Set task: Look at the entries below and reproduce them exactly.
START Supplied material
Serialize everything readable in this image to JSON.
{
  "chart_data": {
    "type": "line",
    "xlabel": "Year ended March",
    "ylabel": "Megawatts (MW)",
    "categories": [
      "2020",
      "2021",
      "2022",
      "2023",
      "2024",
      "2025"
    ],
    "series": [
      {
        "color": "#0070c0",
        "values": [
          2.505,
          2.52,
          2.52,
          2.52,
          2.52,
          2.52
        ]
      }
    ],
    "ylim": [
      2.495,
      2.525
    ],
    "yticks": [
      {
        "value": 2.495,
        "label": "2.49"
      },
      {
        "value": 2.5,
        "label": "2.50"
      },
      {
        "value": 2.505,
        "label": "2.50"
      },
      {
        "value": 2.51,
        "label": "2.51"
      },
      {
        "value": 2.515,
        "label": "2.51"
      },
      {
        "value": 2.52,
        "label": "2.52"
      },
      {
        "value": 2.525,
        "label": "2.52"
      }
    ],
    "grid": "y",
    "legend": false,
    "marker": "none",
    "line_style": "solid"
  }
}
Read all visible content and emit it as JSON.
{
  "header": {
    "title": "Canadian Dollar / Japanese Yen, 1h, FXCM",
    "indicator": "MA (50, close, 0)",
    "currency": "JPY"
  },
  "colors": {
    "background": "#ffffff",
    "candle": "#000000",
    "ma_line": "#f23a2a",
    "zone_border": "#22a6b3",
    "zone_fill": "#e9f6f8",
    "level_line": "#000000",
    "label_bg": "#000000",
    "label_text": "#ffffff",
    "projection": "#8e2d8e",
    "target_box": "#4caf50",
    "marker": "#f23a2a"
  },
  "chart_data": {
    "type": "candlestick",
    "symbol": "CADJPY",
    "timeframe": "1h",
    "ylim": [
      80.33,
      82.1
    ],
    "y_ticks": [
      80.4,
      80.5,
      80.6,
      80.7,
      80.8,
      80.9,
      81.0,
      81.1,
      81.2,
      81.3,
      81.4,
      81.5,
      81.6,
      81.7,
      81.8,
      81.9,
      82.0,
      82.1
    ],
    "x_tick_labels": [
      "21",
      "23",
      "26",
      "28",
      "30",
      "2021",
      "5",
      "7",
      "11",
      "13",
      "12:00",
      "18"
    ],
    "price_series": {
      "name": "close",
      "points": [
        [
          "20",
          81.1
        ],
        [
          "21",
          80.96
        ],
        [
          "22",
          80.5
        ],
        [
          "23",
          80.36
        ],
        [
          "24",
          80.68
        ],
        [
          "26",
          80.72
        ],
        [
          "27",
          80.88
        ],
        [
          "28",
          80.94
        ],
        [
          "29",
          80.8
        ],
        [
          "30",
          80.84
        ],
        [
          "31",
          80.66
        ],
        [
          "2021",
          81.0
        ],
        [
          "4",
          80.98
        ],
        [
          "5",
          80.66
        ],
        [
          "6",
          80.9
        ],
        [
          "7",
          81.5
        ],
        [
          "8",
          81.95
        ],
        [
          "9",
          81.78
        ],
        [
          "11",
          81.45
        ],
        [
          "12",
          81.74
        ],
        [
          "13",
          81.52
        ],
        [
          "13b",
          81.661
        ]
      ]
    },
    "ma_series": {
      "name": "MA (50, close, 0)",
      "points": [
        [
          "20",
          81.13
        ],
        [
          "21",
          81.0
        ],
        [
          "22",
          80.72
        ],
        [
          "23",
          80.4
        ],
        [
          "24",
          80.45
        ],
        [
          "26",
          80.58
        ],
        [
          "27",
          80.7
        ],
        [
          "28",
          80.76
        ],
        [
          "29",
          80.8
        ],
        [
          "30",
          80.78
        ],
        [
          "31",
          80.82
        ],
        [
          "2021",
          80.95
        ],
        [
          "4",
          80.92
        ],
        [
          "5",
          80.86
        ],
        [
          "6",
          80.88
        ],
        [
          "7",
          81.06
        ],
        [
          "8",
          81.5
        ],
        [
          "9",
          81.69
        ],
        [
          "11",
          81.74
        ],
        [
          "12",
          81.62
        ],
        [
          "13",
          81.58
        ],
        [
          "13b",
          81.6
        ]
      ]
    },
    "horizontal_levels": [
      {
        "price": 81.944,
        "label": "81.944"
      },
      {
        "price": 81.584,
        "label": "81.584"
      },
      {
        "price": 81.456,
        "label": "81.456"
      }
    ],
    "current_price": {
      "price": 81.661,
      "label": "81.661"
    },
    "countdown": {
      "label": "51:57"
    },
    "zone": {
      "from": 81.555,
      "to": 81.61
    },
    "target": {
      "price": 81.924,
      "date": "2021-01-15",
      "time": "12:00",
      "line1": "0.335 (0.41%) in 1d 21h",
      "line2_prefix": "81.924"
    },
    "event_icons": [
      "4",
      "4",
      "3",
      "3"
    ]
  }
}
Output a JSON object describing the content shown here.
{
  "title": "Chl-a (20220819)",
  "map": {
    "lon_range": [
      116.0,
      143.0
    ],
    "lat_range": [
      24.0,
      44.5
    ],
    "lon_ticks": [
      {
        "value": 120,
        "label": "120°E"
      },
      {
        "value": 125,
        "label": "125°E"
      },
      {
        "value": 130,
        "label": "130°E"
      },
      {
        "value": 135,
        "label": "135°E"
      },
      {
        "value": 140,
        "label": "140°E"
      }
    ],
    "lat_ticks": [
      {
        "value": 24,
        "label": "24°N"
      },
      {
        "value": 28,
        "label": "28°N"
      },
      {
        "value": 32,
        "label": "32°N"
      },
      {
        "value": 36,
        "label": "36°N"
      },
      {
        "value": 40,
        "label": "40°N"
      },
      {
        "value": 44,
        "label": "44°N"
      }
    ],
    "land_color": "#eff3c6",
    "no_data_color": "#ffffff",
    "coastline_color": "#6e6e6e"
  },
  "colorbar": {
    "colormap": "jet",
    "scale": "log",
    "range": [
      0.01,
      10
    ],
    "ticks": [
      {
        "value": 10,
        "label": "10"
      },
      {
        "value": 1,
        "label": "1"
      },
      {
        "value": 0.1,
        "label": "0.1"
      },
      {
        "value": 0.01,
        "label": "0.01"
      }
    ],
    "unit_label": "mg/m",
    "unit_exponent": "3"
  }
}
END Supplied material
The response:
Serialize everything readable in this image to JSON.
{
  "chart_data": {
    "type": "line",
    "xlabel": "Year ended March",
    "ylabel": "Megawatts (MW)",
    "categories": [
      "2020",
      "2021",
      "2022",
      "2023",
      "2024",
      "2025"
    ],
    "series": [
      {
        "color": "#0070c0",
        "values": [
          2.505,
          2.52,
          2.52,
          2.52,
          2.52,
          2.52
        ]
      }
    ],
    "ylim": [
      2.495,
      2.525
    ],
    "yticks": [
      {
        "value": 2.495,
        "label": "2.49"
      },
      {
        "value": 2.5,
        "label": "2.50"
      },
      {
        "value": 2.505,
        "label": "2.50"
      },
      {
        "value": 2.51,
        "label": "2.51"
      },
      {
        "value": 2.515,
        "label": "2.51"
      },
      {
        "value": 2.52,
        "label": "2.52"
      },
      {
        "value": 2.525,
        "label": "2.52"
      }
    ],
    "grid": "y",
    "legend": false,
    "marker": "none",
    "line_style": "solid"
  }
}
Read all visible content and emit it as JSON.
{
  "header": {
    "title": "Canadian Dollar / Japanese Yen, 1h, FXCM",
    "indicator": "MA (50, close, 0)",
    "currency": "JPY"
  },
  "colors": {
    "background": "#ffffff",
    "candle": "#000000",
    "ma_line": "#f23a2a",
    "zone_border": "#22a6b3",
    "zone_fill": "#e9f6f8",
    "level_line": "#000000",
    "label_bg": "#000000",
    "label_text": "#ffffff",
    "projection": "#8e2d8e",
    "target_box": "#4caf50",
    "marker": "#f23a2a"
  },
  "chart_data": {
    "type": "candlestick",
    "symbol": "CADJPY",
    "timeframe": "1h",
    "ylim": [
      80.33,
      82.1
    ],
    "y_ticks": [
      80.4,
      80.5,
      80.6,
      80.7,
      80.8,
      80.9,
      81.0,
      81.1,
      81.2,
      81.3,
      81.4,
      81.5,
      81.6,
      81.7,
      81.8,
      81.9,
      82.0,
      82.1
    ],
    "x_tick_labels": [
      "21",
      "23",
      "26",
      "28",
      "30",
      "2021",
      "5",
      "7",
      "11",
      "13",
      "12:00",
      "18"
    ],
    "price_series": {
      "name": "close",
      "points": [
        [
          "20",
          81.1
        ],
        [
          "21",
          80.96
        ],
        [
          "22",
          80.5
        ],
        [
          "23",
          80.36
        ],
        [
          "24",
          80.68
        ],
        [
          "26",
          80.72
        ],
        [
          "27",
          80.88
        ],
        [
          "28",
          80.94
        ],
        [
          "29",
          80.8
        ],
        [
          "30",
          80.84
        ],
        [
          "31",
          80.66
        ],
        [
          "2021",
          81.0
        ],
        [
          "4",
          80.98
        ],
        [
          "5",
          80.66
        ],
        [
          "6",
          80.9
        ],
        [
          "7",
          81.5
        ],
        [
          "8",
          81.95
        ],
        [
          "9",
          81.78
        ],
        [
          "11",
          81.45
        ],
        [
          "12",
          81.74
        ],
        [
          "13",
          81.52
        ],
        [
          "13b",
          81.661
        ]
      ]
    },
    "ma_series": {
      "name": "MA (50, close, 0)",
      "points": [
        [
          "20",
          81.13
        ],
        [
          "21",
          81.0
        ],
        [
          "22",
          80.72
        ],
        [
          "23",
          80.4
        ],
        [
          "24",
          80.45
        ],
        [
          "26",
          80.58
        ],
        [
          "27",
          80.7
        ],
        [
          "28",
          80.76
        ],
        [
          "29",
          80.8
        ],
        [
          "30",
          80.78
        ],
        [
          "31",
          80.82
        ],
        [
          "2021",
          80.95
        ],
        [
          "4",
          80.92
        ],
        [
          "5",
          80.86
        ],
        [
          "6",
          80.88
        ],
        [
          "7",
          81.06
        ],
        [
          "8",
          81.5
        ],
        [
          "9",
          81.69
        ],
        [
          "11",
          81.74
        ],
        [
          "12",
          81.62
        ],
        [
          "13",
          81.58
        ],
        [
          "13b",
          81.6
        ]
      ]
    },
    "horizontal_levels": [
      {
        "price": 81.944,
        "label": "81.944"
      },
      {
        "price": 81.584,
        "label": "81.584"
      },
      {
        "price": 81.456,
        "label": "81.456"
      }
    ],
    "current_price": {
      "price": 81.661,
      "label": "81.661"
    },
    "countdown": {
      "label": "51:57"
    },
    "zone": {
      "from": 81.555,
      "to": 81.61
    },
    "target": {
      "price": 81.924,
      "date": "2021-01-15",
      "time": "12:00",
      "line1": "0.335 (0.41%) in 1d 21h",
      "line2_prefix": "81.924"
    },
    "event_icons": [
      "4",
      "4",
      "3",
      "3"
    ]
  }
}
Output a JSON object describing the content shown here.
{
  "title": "Chl-a (20220819)",
  "map": {
    "lon_range": [
      116.0,
      143.0
    ],
    "lat_range": [
      24.0,
      44.5
    ],
    "lon_ticks": [
      {
        "value": 120,
        "label": "120°E"
      },
      {
        "value": 125,
        "label": "125°E"
      },
      {
        "value": 130,
        "label": "130°E"
      },
      {
        "value": 135,
        "label": "135°E"
      },
      {
        "value": 140,
        "label": "140°E"
      }
    ],
    "lat_ticks": [
      {
        "value": 24,
        "label": "24°N"
      },
      {
        "value": 28,
        "label": "28°N"
      },
      {
        "value": 32,
        "label": "32°N"
      },
      {
        "value": 36,
        "label": "36°N"
      },
      {
        "value": 40,
        "label": "40°N"
      },
      {
        "value": 44,
        "label": "44°N"
      }
    ],
    "land_color": "#eff3c6",
    "no_data_color": "#ffffff",
    "coastline_color": "#6e6e6e"
  },
  "colorbar": {
    "colormap": "jet",
    "scale": "log",
    "range": [
      0.01,
      10
    ],
    "ticks": [
      {
        "value": 10,
        "label": "10"
      },
      {
        "value": 1,
        "label": "1"
      },
      {
        "value": 0.1,
        "label": "0.1"
      },
      {
        "value": 0.01,
        "label": "0.01"
      }
    ],
    "unit_label": "mg/m",
    "unit_exponent": "3"
  }
}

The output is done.